Exercise: Track down each line that has the word "páng" and copy it.
───
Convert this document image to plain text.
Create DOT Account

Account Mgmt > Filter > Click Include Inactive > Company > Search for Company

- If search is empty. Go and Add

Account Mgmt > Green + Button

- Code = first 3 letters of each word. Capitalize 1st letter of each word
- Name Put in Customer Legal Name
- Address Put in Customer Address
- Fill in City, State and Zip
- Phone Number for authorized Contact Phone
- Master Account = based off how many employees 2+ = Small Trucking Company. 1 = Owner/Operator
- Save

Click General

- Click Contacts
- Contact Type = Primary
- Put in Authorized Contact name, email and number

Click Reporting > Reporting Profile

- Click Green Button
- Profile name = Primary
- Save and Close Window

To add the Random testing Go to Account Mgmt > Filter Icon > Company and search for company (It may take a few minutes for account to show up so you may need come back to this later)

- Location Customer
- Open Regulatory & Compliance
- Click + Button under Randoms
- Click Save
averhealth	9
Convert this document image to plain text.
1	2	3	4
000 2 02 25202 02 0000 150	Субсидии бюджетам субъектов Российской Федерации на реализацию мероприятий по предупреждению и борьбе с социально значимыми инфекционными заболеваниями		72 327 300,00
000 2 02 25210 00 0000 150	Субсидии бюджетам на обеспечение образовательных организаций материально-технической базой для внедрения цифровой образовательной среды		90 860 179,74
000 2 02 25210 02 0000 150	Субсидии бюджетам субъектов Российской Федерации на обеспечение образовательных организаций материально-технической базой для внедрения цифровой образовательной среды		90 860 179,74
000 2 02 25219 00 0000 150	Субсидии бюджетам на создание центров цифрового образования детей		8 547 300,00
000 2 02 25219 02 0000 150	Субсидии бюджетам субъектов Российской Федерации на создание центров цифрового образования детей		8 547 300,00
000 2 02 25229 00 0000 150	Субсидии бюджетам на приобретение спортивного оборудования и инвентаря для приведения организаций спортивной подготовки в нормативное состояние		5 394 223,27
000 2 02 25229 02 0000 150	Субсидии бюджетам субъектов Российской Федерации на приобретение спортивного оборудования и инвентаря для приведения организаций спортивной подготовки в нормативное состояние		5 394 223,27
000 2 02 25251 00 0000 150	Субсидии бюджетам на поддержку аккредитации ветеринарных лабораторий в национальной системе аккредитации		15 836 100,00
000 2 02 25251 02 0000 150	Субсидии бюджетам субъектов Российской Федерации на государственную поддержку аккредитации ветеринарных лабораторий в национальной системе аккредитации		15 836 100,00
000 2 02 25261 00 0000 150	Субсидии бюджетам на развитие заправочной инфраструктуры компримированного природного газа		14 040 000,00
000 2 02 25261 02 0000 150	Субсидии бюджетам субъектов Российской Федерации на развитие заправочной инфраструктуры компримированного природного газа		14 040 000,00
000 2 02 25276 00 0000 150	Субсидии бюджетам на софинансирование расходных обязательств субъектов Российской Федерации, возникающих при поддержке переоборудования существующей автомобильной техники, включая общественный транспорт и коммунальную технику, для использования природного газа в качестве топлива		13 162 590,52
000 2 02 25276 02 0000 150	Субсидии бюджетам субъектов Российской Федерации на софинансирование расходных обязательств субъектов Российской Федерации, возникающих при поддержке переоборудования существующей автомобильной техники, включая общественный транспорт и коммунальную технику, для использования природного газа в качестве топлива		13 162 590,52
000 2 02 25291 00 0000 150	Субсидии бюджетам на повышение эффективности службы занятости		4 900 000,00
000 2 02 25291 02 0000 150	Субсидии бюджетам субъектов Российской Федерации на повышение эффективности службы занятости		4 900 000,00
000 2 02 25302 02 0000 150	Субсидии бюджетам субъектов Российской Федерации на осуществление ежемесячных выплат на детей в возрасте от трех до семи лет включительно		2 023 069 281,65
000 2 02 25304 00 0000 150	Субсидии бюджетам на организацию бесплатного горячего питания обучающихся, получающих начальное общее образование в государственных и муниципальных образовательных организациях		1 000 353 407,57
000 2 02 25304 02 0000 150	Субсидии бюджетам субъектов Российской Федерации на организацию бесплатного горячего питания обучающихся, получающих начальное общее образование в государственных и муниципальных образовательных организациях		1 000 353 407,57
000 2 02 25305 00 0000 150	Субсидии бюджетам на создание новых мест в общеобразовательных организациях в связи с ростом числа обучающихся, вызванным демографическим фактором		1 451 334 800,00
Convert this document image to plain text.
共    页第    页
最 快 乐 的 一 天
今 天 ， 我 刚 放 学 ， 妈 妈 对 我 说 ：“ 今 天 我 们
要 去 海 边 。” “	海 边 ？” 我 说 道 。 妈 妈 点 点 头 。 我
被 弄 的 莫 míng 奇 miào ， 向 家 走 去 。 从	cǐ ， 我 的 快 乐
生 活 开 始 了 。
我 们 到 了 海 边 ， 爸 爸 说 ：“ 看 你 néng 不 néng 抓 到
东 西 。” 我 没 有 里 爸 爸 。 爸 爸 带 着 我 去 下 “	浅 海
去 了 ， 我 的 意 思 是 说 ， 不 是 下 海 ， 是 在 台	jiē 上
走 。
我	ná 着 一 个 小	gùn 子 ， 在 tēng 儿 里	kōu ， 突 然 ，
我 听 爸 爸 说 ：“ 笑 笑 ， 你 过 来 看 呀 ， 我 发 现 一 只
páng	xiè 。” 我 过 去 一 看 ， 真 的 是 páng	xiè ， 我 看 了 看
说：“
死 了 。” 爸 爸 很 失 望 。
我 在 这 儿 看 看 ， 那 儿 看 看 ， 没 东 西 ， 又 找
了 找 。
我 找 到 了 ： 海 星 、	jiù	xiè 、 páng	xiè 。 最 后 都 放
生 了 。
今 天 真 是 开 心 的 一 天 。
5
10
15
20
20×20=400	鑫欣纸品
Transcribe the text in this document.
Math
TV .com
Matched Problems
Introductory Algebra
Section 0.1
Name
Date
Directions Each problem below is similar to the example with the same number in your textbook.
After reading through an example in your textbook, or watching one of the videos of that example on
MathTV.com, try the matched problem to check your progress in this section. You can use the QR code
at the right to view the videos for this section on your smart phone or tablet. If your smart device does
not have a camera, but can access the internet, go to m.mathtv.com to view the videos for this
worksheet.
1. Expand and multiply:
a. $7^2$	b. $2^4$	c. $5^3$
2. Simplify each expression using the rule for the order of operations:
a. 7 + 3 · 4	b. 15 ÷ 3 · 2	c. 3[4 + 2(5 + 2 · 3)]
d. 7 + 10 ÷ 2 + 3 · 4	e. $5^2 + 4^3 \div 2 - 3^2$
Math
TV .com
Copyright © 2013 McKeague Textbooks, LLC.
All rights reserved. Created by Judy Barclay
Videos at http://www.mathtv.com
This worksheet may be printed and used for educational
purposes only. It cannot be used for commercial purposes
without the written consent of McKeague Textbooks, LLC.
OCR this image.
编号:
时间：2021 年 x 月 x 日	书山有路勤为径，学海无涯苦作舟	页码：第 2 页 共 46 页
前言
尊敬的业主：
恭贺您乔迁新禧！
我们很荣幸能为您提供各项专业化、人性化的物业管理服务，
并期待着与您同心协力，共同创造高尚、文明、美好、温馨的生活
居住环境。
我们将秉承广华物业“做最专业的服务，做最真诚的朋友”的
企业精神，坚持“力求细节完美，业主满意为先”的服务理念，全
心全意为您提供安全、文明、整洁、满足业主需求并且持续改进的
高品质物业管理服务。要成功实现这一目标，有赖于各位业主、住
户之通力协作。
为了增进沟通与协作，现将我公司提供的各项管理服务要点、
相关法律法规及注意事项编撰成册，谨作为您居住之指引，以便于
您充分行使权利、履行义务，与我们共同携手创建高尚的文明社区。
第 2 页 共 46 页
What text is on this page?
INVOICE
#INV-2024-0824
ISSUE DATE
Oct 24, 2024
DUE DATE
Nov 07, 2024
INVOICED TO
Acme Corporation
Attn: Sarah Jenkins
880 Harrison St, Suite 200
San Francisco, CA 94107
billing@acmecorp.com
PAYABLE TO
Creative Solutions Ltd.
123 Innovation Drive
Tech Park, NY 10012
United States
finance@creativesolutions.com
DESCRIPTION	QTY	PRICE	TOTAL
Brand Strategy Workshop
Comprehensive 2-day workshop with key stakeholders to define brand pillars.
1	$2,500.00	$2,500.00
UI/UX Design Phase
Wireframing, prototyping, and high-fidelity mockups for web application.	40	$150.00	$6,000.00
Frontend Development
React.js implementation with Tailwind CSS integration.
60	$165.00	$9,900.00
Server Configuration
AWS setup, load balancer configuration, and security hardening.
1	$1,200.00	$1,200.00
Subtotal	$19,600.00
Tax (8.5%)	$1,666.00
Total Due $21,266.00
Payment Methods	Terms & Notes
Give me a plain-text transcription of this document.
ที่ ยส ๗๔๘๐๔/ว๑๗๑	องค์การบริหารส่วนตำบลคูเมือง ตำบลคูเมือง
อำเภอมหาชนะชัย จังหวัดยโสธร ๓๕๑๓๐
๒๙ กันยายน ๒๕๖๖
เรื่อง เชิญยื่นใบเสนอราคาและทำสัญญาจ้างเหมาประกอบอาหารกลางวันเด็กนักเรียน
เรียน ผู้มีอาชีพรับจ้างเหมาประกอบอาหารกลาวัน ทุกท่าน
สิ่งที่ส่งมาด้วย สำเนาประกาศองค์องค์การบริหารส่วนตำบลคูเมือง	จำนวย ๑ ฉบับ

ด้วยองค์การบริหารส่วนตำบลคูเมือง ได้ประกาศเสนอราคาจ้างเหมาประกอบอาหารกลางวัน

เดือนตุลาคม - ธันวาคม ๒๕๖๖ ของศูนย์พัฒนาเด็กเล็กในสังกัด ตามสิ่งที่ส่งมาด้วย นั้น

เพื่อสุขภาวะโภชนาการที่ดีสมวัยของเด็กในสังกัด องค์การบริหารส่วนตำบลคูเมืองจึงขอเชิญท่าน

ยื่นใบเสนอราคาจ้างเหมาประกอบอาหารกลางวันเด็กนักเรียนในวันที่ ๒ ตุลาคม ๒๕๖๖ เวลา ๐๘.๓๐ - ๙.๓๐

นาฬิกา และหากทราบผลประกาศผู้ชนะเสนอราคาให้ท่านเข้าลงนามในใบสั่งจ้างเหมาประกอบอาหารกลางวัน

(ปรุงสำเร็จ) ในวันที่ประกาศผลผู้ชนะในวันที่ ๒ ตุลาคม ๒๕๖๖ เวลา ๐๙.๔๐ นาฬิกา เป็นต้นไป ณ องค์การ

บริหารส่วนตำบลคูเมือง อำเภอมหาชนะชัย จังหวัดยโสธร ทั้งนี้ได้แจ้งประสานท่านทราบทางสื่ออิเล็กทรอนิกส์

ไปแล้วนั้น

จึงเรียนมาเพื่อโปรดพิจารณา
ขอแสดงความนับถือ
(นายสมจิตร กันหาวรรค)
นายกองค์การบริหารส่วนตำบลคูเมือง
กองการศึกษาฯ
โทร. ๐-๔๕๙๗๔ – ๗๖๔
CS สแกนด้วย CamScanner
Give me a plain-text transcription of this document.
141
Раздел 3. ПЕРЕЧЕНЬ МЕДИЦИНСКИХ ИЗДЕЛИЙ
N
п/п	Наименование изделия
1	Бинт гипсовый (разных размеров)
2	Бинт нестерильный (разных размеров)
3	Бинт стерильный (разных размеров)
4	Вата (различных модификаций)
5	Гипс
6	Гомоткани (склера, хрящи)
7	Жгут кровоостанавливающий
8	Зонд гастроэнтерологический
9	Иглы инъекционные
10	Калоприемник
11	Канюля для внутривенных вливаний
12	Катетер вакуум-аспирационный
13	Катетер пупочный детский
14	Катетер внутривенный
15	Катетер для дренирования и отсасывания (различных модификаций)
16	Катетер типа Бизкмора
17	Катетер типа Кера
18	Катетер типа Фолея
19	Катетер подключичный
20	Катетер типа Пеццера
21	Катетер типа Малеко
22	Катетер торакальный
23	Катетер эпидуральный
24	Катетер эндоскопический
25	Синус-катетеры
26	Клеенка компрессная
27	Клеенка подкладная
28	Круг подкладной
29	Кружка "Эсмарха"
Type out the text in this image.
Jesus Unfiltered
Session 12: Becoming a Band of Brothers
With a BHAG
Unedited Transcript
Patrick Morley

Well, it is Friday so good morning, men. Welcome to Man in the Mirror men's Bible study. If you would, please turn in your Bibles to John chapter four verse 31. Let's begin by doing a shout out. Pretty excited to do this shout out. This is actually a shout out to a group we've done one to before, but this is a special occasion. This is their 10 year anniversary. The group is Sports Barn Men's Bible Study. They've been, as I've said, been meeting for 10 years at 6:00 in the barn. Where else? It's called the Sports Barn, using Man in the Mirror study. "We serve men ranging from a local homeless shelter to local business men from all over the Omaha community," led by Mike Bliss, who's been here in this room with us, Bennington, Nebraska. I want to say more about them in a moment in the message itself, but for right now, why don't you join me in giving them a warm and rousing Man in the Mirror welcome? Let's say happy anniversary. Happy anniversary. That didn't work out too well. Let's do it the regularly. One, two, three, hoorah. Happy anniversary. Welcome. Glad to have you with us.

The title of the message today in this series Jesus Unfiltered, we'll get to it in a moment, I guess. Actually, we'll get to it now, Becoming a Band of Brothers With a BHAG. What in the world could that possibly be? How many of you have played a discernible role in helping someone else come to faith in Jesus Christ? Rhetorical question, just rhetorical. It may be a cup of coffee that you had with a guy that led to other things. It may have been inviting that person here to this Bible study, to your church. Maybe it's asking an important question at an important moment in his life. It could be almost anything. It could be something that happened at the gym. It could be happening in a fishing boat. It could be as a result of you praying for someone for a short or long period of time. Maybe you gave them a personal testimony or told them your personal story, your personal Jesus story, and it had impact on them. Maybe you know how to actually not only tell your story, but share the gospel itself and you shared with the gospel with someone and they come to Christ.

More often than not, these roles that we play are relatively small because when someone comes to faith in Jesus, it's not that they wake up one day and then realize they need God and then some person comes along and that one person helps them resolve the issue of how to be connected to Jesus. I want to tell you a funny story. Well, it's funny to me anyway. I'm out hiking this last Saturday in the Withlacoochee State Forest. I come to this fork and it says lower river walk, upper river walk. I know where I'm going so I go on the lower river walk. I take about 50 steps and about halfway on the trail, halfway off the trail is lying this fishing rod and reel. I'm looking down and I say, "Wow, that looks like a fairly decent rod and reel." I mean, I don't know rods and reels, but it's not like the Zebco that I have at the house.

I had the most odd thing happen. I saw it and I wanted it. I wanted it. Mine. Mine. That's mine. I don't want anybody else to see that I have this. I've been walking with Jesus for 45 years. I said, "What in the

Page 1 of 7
───
Solution:
páng	xiè 。” 我 过 去 一 看 ， 真 的 是 páng	xiè ， 我 看 了 看
我 找 到 了 ： 海 星 、	jiù	xiè 、 páng	xiè 。 最 后 都 放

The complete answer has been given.